Request a: Please rewrite the stretch of the records from the line containing "72, 108, 79]" through the line containing "372, 437, 387]" as a Markdown table with the columns Row and Line. Give each line a row number and leave out blank lines.
--- Begin Source extract ---
Poet and Sewanee English professor Jennifer Michael talked about “The Word Beyond the Words: Finding God in Poetry” for our church’s Adult Forum this past Sunday. She generously shared her notes with me for today’s column.

To establish both the theme and tenor of her talk, Jennifer read us Wendell Berry’s “I Go among the Trees,” which she followed with a minute of silence:

I go among trees and sit still.
All my stirring becomes quiet
around me like circles on water.
My tasks lie in their places
where I left them, asleep like cattle.

Then what is afraid of me comes
and lives a while in my sight.
What it fears in me leaves me,
and the fear of me leaves it.
It sings, and I hear its song.

Then what I am afraid of comes.
I live for a while in its sight.
What I fear in it leaves it,
and the fear of it leaves me.
It sings, and I hear its song.

After days of labor,
mute in my consternations,
I hear my song at last,
and I sing it. As we sing,
the day turns, the trees move.
--- End Source extract ---
--- Begin Records ---
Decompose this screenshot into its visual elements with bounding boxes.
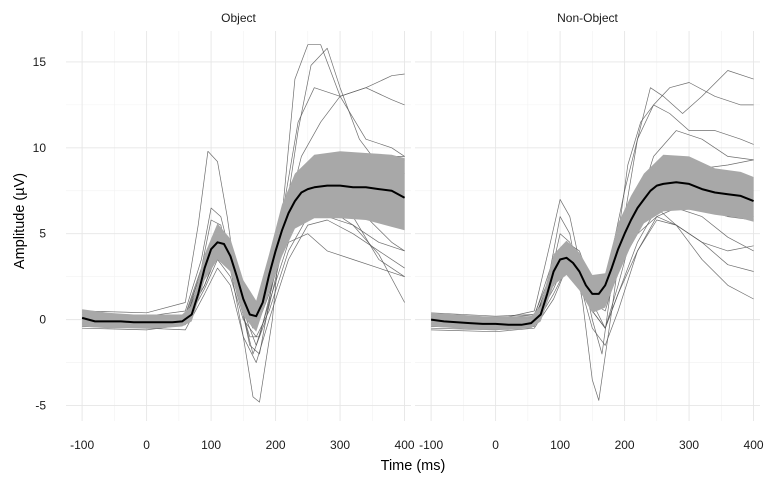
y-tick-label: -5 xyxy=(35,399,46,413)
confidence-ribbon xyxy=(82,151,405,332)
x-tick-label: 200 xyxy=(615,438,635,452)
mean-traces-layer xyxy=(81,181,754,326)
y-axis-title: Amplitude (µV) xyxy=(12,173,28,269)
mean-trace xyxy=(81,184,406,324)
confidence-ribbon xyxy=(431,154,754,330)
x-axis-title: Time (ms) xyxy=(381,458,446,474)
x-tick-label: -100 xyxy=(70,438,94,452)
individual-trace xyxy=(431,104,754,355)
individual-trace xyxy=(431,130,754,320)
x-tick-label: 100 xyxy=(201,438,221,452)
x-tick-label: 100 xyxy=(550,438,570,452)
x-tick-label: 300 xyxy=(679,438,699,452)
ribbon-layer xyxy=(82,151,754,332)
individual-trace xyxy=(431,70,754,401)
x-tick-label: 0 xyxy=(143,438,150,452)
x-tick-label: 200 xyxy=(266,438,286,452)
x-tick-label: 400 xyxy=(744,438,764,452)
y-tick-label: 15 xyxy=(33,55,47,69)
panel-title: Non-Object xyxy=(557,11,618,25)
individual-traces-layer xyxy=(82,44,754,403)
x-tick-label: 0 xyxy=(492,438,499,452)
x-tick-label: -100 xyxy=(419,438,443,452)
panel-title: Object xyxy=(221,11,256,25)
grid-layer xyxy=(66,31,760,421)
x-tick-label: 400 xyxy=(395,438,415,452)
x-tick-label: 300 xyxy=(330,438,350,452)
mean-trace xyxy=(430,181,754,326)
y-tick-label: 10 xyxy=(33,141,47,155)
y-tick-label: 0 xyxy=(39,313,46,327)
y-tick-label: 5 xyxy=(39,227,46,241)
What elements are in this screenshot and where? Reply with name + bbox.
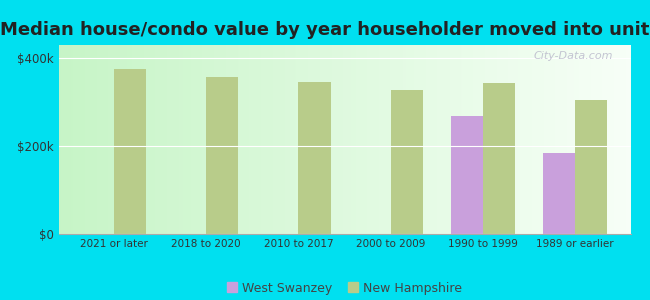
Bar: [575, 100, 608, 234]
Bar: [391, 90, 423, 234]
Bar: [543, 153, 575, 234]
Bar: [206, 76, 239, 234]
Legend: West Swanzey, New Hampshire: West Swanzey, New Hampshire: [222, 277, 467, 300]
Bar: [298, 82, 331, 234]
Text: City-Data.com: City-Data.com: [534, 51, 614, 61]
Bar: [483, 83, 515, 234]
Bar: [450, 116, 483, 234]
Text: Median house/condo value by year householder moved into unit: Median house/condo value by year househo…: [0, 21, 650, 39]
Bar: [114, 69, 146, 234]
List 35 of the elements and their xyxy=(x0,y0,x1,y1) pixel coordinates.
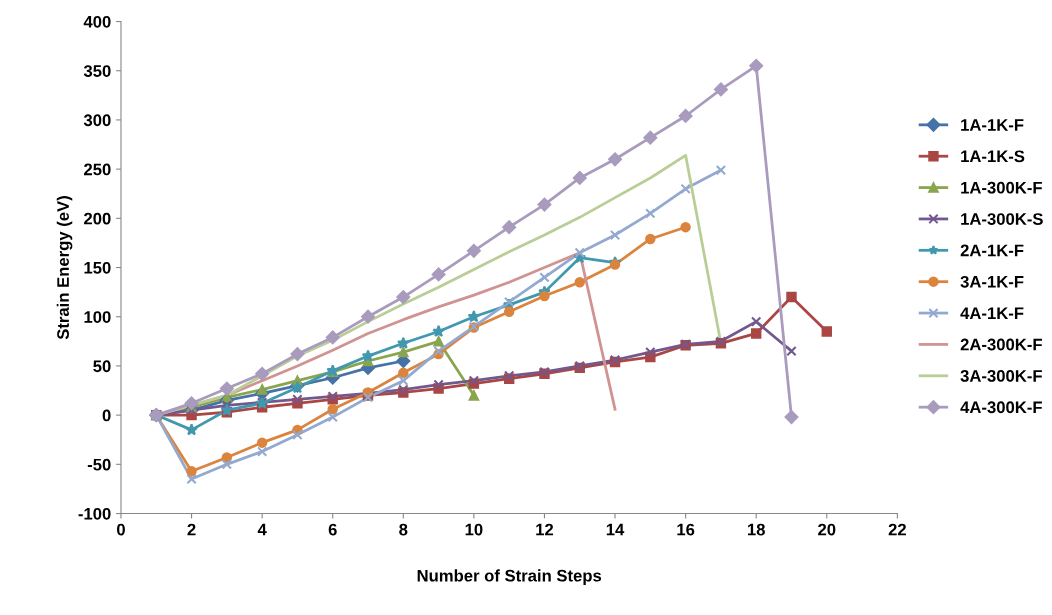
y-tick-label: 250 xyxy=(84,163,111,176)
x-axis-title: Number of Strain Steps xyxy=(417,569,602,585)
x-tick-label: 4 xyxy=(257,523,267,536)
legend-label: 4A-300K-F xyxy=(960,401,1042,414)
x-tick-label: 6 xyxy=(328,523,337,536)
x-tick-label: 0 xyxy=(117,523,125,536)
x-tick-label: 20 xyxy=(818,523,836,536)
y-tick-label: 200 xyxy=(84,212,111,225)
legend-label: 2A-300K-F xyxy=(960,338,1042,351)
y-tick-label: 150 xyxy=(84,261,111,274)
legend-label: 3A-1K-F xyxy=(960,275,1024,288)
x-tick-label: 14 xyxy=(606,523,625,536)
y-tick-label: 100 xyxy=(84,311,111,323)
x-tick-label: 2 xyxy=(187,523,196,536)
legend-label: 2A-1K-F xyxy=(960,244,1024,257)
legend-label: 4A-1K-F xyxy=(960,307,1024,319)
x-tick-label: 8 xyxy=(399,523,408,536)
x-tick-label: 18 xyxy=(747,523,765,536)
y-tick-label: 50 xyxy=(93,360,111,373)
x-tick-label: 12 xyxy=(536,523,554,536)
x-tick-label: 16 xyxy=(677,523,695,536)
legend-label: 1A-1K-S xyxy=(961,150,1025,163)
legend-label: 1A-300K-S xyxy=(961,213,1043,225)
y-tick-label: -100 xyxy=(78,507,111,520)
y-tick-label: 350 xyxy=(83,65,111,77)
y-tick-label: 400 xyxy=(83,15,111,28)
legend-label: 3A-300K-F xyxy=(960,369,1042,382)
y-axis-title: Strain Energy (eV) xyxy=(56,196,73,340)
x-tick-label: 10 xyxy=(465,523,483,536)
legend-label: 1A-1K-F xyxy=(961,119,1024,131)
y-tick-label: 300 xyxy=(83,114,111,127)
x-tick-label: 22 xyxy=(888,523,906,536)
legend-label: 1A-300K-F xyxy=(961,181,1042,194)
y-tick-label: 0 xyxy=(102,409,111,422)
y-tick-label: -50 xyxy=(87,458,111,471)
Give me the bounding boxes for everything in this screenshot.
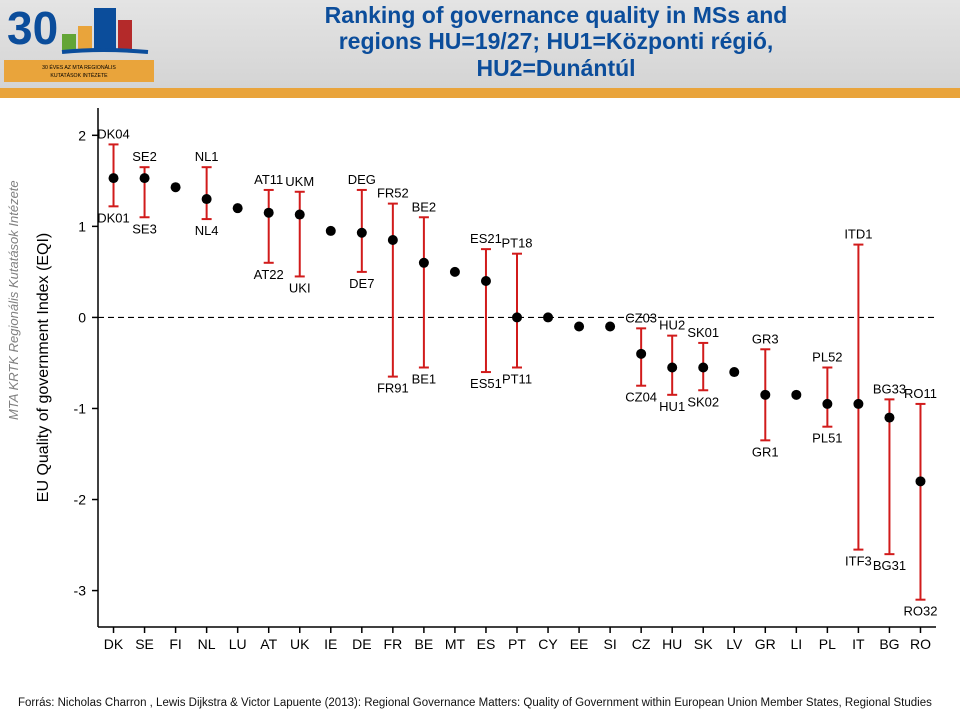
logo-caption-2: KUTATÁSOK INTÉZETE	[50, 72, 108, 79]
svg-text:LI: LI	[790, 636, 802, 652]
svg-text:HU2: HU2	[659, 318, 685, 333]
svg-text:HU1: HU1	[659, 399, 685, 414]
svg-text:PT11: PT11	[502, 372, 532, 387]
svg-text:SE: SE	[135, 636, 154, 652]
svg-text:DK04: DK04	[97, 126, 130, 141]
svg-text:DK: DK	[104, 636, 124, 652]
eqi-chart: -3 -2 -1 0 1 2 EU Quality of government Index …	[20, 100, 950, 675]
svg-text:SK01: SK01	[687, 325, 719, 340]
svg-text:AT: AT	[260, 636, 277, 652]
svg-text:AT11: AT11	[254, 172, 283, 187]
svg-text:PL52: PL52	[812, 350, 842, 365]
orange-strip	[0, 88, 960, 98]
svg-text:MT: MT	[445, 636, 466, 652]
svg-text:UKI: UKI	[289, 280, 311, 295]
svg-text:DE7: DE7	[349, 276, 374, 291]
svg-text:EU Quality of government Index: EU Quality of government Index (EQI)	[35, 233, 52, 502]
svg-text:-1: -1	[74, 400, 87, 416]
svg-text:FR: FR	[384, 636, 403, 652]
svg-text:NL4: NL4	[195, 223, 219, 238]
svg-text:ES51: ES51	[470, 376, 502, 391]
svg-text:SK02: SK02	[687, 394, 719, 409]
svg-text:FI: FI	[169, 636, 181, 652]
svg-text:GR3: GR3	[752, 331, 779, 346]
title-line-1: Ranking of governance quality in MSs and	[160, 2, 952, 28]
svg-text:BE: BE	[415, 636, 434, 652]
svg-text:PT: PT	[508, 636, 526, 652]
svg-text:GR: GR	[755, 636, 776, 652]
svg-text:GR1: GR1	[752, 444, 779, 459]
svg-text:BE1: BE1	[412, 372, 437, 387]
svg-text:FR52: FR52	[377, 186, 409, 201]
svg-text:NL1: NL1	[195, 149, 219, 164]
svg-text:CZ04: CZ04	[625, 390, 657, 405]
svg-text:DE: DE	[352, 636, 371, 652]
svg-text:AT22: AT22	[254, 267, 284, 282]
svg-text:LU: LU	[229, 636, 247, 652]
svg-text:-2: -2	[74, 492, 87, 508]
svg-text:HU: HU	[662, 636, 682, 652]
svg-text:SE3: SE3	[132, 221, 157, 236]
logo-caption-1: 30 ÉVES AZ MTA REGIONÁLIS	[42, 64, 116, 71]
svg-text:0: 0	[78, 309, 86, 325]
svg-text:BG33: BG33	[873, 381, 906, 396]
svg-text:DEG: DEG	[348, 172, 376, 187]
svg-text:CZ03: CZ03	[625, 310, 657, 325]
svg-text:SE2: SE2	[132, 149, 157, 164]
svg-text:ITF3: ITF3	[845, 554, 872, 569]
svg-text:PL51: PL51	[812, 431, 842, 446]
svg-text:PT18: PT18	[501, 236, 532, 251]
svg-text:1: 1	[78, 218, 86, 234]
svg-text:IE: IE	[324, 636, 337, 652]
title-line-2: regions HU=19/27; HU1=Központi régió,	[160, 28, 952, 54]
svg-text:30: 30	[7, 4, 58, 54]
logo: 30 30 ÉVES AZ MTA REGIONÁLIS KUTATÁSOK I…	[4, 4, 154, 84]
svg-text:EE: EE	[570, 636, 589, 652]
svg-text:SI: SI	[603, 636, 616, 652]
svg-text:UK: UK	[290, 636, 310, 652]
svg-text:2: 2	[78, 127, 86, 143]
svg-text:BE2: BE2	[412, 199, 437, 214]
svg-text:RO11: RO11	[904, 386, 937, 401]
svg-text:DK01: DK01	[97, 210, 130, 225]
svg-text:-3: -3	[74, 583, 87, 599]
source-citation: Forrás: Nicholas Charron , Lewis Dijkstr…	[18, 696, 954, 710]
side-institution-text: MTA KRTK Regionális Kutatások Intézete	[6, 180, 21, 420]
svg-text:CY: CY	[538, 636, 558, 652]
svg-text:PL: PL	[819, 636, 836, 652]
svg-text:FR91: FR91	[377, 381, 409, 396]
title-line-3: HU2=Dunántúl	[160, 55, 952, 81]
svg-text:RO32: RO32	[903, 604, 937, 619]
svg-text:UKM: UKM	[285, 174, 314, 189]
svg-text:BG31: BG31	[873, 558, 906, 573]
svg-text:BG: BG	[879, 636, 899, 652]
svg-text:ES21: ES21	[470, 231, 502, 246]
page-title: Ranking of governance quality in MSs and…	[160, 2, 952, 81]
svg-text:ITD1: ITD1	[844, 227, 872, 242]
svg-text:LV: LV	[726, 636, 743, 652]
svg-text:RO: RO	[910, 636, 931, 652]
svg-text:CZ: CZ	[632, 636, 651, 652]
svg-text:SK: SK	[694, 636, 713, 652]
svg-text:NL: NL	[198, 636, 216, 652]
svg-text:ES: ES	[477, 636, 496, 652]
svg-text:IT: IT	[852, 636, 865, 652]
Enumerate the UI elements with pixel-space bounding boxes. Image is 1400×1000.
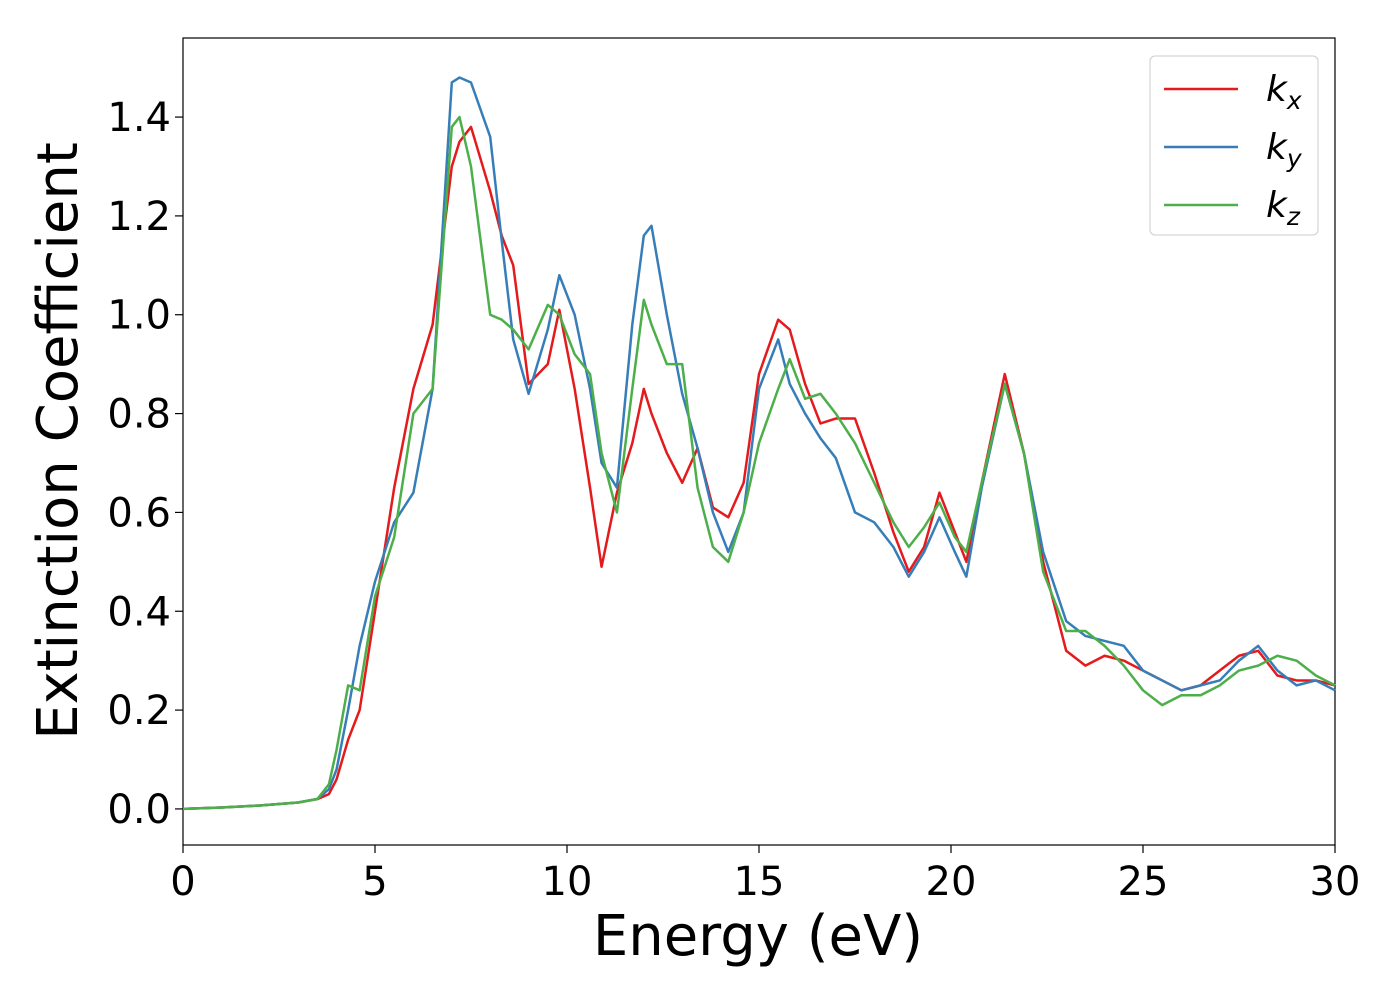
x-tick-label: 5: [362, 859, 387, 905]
--- End Records ---
Request b: Extend the column on the talk about finding God in poetry, starting after its last line.

Reply a:
| Row | Line |
|---|---|
| 1 | logo-caption-2: KUTATÁSOK INTÉZETE	[50, 72, 108, 79] |
| 2 | svg-text:LI: LI	[790, 636, 802, 652] |
| 3 | svg-text:HU2: HU2	[659, 318, 685, 333] |
| 4 | svg-text:HU1: HU1	[659, 399, 685, 414] |
| 5 | svg-text:PT11: PT11	[502, 372, 532, 387] |
| 6 | svg-text:SE: SE	[135, 636, 154, 652] |
| 7 | svg-text:DK04: DK04	[97, 126, 130, 141] |
| 8 | svg-text:DK: DK	[104, 636, 124, 652] |
| 9 | eqi-chart: -3 -2 -1 0 1 2 EU Quality of government Index …	[20, 100, 950, 675] |
| 10 | svg-text:SK01: SK01	[687, 325, 719, 340] |
| 11 | svg-text:AT: AT	[260, 636, 277, 652] |
| 12 | svg-text:AT11: AT11	[254, 172, 283, 187] |
| 13 | svg-text:PL52: PL52	[812, 350, 842, 365] |
| 14 | orange-strip	[0, 88, 960, 98] |
| 15 | svg-text:MT: MT	[445, 636, 466, 652] |
| 16 | svg-text:UKI: UKI	[289, 280, 311, 295] |
| 17 | svg-text:DE7: DE7	[349, 276, 374, 291] |
| 18 | svg-text:EU Quality of government Index: EU Quality of government Index (EQI)	[35, 233, 52, 502] |
| 19 | svg-text:-1: -1	[74, 400, 87, 416] |
| 20 | svg-text:FR: FR	[384, 636, 403, 652] |
| 21 | svg-text:NL4: NL4	[195, 223, 219, 238] |
| 22 | svg-text:ES51: ES51	[470, 376, 502, 391] |
| 23 | svg-text:SK02: SK02	[687, 394, 719, 409] |
| 24 | svg-text:FI: FI	[169, 636, 181, 652] |
| 25 | svg-text:GR3: GR3	[752, 331, 779, 346] |
| 26 | title-line-1: Ranking of governance quality in MSs and	[160, 2, 952, 28] |
| 27 | svg-text:BE: BE	[415, 636, 434, 652] |
| 28 | svg-text:PT: PT	[508, 636, 526, 652] |
| 29 | svg-text:GR: GR	[755, 636, 776, 652] |
| 30 | svg-text:GR1: GR1	[752, 444, 779, 459] |
| 31 | svg-text:BE1: BE1	[412, 372, 437, 387] |

Reply b:
She then clarified how she would be discussing poetry:

We’re not going to be spending much time on the mechanics of poetry or an intellectual analysis of it. If such matters as rhyme, meter, metaphor, or symbol come up, that’s fine, but we’ll let it happen organically. I find that many adults, as well as college students, view poetry as mysterious, a foreign language or a code that only the teacher knows. I try to get them to listen to the poem, to let it tell them what they need to know. There’s a place for analysis, for the technical language, but none of it matters if you don’t connect to the poem in a spiritual way.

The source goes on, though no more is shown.